▶ PROBLEM DESCRIPTION
Print out the material that follows word for word.
- - - -
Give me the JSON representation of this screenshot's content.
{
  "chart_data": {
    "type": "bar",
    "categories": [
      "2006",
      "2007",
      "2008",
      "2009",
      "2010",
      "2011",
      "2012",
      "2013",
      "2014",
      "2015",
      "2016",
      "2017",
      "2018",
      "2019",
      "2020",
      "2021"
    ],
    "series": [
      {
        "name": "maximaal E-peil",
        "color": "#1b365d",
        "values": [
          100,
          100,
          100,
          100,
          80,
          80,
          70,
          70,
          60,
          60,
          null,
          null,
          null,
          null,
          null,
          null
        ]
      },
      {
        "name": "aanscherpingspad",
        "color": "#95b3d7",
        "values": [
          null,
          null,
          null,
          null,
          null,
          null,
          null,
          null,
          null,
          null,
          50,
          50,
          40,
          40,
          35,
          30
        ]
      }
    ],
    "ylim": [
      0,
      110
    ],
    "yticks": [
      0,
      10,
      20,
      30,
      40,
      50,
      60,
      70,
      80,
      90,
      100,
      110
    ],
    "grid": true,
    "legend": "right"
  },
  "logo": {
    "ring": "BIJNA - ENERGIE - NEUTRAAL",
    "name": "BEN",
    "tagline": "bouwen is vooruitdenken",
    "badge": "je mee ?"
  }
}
- - - -
▶ ANSWER BELOW
Give me the JSON representation of this screenshot's content.
{
  "chart_data": {
    "type": "bar",
    "categories": [
      "2006",
      "2007",
      "2008",
      "2009",
      "2010",
      "2011",
      "2012",
      "2013",
      "2014",
      "2015",
      "2016",
      "2017",
      "2018",
      "2019",
      "2020",
      "2021"
    ],
    "series": [
      {
        "name": "maximaal E-peil",
        "color": "#1b365d",
        "values": [
          100,
          100,
          100,
          100,
          80,
          80,
          70,
          70,
          60,
          60,
          null,
          null,
          null,
          null,
          null,
          null
        ]
      },
      {
        "name": "aanscherpingspad",
        "color": "#95b3d7",
        "values": [
          null,
          null,
          null,
          null,
          null,
          null,
          null,
          null,
          null,
          null,
          50,
          50,
          40,
          40,
          35,
          30
        ]
      }
    ],
    "ylim": [
      0,
      110
    ],
    "yticks": [
      0,
      10,
      20,
      30,
      40,
      50,
      60,
      70,
      80,
      90,
      100,
      110
    ],
    "grid": true,
    "legend": "right"
  },
  "logo": {
    "ring": "BIJNA - ENERGIE - NEUTRAAL",
    "name": "BEN",
    "tagline": "bouwen is vooruitdenken",
    "badge": "je mee ?"
  }
}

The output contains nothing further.